# Dataset items
────────────────────────────────────────
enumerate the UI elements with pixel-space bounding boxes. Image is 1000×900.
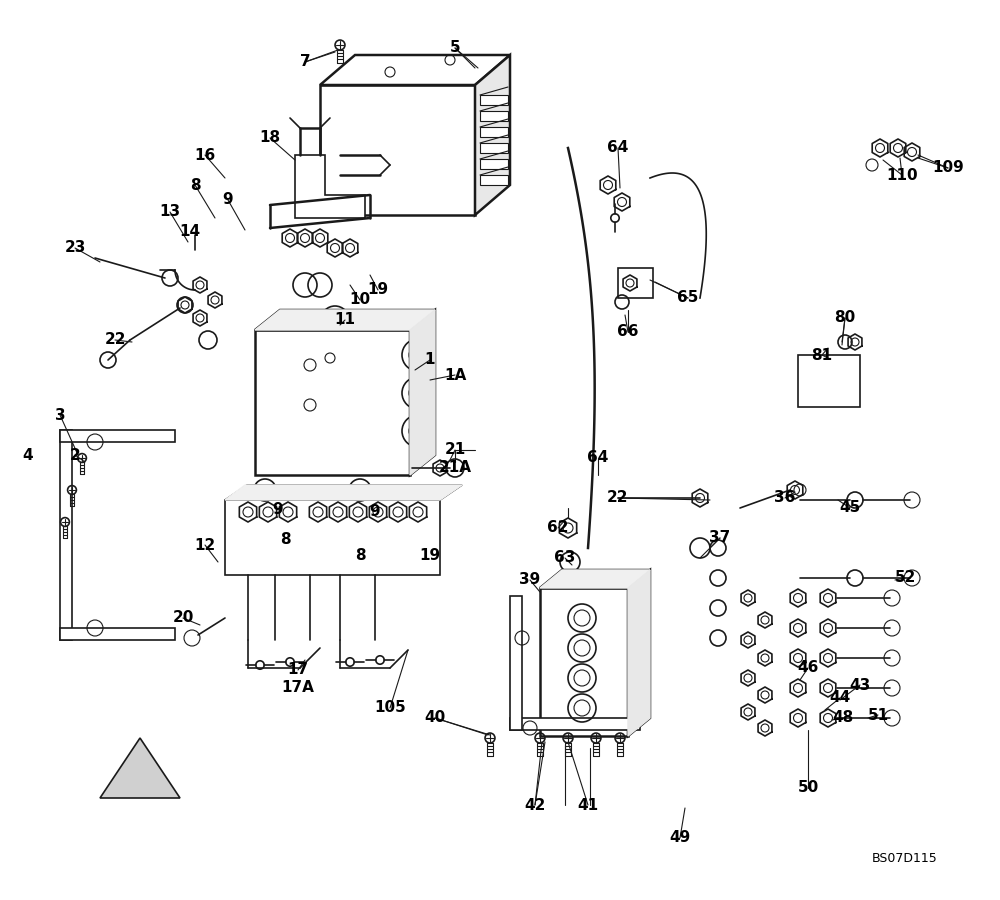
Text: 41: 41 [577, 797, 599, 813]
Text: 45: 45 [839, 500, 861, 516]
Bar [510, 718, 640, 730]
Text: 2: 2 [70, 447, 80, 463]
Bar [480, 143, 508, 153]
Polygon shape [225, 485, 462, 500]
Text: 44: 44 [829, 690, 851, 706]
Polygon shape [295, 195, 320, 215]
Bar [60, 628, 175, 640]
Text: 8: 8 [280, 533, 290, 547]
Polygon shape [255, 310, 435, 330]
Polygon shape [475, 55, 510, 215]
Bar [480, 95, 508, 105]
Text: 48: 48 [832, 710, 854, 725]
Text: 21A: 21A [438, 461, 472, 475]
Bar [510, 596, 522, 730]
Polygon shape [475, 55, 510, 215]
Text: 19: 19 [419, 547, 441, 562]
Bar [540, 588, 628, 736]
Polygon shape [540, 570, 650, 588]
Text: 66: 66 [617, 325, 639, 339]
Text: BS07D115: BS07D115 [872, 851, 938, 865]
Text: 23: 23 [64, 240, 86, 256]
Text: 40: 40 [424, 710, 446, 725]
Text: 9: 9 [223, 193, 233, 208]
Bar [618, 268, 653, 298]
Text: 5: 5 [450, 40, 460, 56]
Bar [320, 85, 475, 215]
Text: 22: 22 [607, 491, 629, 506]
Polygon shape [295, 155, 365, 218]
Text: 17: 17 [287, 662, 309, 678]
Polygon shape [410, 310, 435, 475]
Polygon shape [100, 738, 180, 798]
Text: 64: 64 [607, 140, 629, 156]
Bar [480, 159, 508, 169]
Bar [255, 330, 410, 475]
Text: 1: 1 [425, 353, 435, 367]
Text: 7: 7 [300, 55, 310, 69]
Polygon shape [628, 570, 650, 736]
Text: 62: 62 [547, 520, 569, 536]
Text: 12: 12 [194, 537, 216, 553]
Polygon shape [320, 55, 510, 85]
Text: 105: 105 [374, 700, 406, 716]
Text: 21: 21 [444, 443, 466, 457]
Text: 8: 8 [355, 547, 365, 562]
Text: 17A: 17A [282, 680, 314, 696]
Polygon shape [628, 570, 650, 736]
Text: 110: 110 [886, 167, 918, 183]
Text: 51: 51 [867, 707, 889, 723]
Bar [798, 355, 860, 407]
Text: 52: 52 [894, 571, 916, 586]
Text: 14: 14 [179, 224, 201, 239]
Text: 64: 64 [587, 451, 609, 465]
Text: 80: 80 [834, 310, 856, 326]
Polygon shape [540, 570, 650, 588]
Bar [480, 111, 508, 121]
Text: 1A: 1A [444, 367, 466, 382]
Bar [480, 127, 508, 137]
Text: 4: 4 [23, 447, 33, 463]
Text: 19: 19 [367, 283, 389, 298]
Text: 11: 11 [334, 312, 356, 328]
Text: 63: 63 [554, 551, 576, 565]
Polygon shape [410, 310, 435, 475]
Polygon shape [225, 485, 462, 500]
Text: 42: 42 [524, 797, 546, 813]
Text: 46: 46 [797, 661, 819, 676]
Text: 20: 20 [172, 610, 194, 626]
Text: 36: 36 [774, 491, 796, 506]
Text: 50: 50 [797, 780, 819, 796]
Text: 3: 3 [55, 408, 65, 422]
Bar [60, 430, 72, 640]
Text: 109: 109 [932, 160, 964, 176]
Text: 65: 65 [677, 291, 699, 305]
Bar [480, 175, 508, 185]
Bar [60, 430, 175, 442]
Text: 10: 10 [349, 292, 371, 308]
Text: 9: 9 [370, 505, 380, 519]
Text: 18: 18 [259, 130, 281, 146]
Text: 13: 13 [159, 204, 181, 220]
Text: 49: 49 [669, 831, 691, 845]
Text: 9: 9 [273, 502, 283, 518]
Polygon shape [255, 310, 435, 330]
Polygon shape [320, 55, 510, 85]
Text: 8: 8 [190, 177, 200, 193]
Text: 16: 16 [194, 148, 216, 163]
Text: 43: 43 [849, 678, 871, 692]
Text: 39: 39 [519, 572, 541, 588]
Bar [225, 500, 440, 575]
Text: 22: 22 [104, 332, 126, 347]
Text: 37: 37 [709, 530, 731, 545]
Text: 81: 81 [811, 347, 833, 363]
────────────────────────────────────────
# Exercise description
Quote every line of the entries above word for word, omitting the pictures.

# In response
enumerate the UI elements with pixel-space bounding boxes. Image is 1000×900.
Text: 41: 41 [577, 797, 599, 813]
Text: 45: 45 [839, 500, 861, 516]
Bar [510, 718, 640, 730]
Text: 2: 2 [70, 447, 80, 463]
Bar [480, 143, 508, 153]
Polygon shape [225, 485, 462, 500]
Text: 44: 44 [829, 690, 851, 706]
Polygon shape [295, 195, 320, 215]
Bar [60, 628, 175, 640]
Text: 8: 8 [280, 533, 290, 547]
Polygon shape [255, 310, 435, 330]
Polygon shape [475, 55, 510, 215]
Bar [480, 95, 508, 105]
Text: 48: 48 [832, 710, 854, 725]
Text: 21A: 21A [438, 461, 472, 475]
Bar [510, 596, 522, 730]
Polygon shape [475, 55, 510, 215]
Text: 19: 19 [419, 547, 441, 562]
Bar [540, 588, 628, 736]
Polygon shape [540, 570, 650, 588]
Text: 66: 66 [617, 325, 639, 339]
Text: BS07D115: BS07D115 [872, 851, 938, 865]
Text: 23: 23 [64, 240, 86, 256]
Text: 40: 40 [424, 710, 446, 725]
Text: 9: 9 [223, 193, 233, 208]
Bar [618, 268, 653, 298]
Text: 5: 5 [450, 40, 460, 56]
Bar [320, 85, 475, 215]
Text: 22: 22 [607, 491, 629, 506]
Polygon shape [295, 155, 365, 218]
Text: 17: 17 [287, 662, 309, 678]
Polygon shape [410, 310, 435, 475]
Polygon shape [100, 738, 180, 798]
Text: 64: 64 [607, 140, 629, 156]
Bar [480, 159, 508, 169]
Bar [255, 330, 410, 475]
Text: 1: 1 [425, 353, 435, 367]
Text: 7: 7 [300, 55, 310, 69]
Polygon shape [628, 570, 650, 736]
Text: 62: 62 [547, 520, 569, 536]
Text: 12: 12 [194, 537, 216, 553]
Polygon shape [320, 55, 510, 85]
Text: 105: 105 [374, 700, 406, 716]
Text: 21: 21 [444, 443, 466, 457]
Text: 8: 8 [355, 547, 365, 562]
Text: 17A: 17A [282, 680, 314, 696]
Polygon shape [628, 570, 650, 736]
Text: 110: 110 [886, 167, 918, 183]
Text: 51: 51 [867, 707, 889, 723]
Bar [798, 355, 860, 407]
Text: 52: 52 [894, 571, 916, 586]
Text: 14: 14 [179, 224, 201, 239]
Text: 64: 64 [587, 451, 609, 465]
Text: 80: 80 [834, 310, 856, 326]
Polygon shape [540, 570, 650, 588]
Bar [480, 111, 508, 121]
Text: 1A: 1A [444, 367, 466, 382]
Bar [480, 127, 508, 137]
Text: 4: 4 [23, 447, 33, 463]
Text: 19: 19 [367, 283, 389, 298]
Text: 11: 11 [334, 312, 356, 328]
Text: 63: 63 [554, 551, 576, 565]
Polygon shape [410, 310, 435, 475]
Polygon shape [225, 485, 462, 500]
Text: 42: 42 [524, 797, 546, 813]
Text: 46: 46 [797, 661, 819, 676]
Text: 20: 20 [172, 610, 194, 626]
Text: 36: 36 [774, 491, 796, 506]
Text: 50: 50 [797, 780, 819, 796]
Text: 3: 3 [55, 408, 65, 422]
Bar [60, 430, 72, 640]
Text: 109: 109 [932, 160, 964, 176]
Text: 65: 65 [677, 291, 699, 305]
Bar [480, 175, 508, 185]
Bar [60, 430, 175, 442]
Text: 10: 10 [349, 292, 371, 308]
Text: 9: 9 [370, 505, 380, 519]
Text: 18: 18 [259, 130, 281, 146]
Text: 13: 13 [159, 204, 181, 220]
Text: 49: 49 [669, 831, 691, 845]
Text: 9: 9 [273, 502, 283, 518]
Polygon shape [255, 310, 435, 330]
Polygon shape [320, 55, 510, 85]
Text: 8: 8 [190, 177, 200, 193]
Text: 16: 16 [194, 148, 216, 163]
Text: 43: 43 [849, 678, 871, 692]
Text: 39: 39 [519, 572, 541, 588]
Bar [225, 500, 440, 575]
Text: 22: 22 [104, 332, 126, 347]
Text: 37: 37 [709, 530, 731, 545]
Text: 81: 81 [811, 347, 833, 363]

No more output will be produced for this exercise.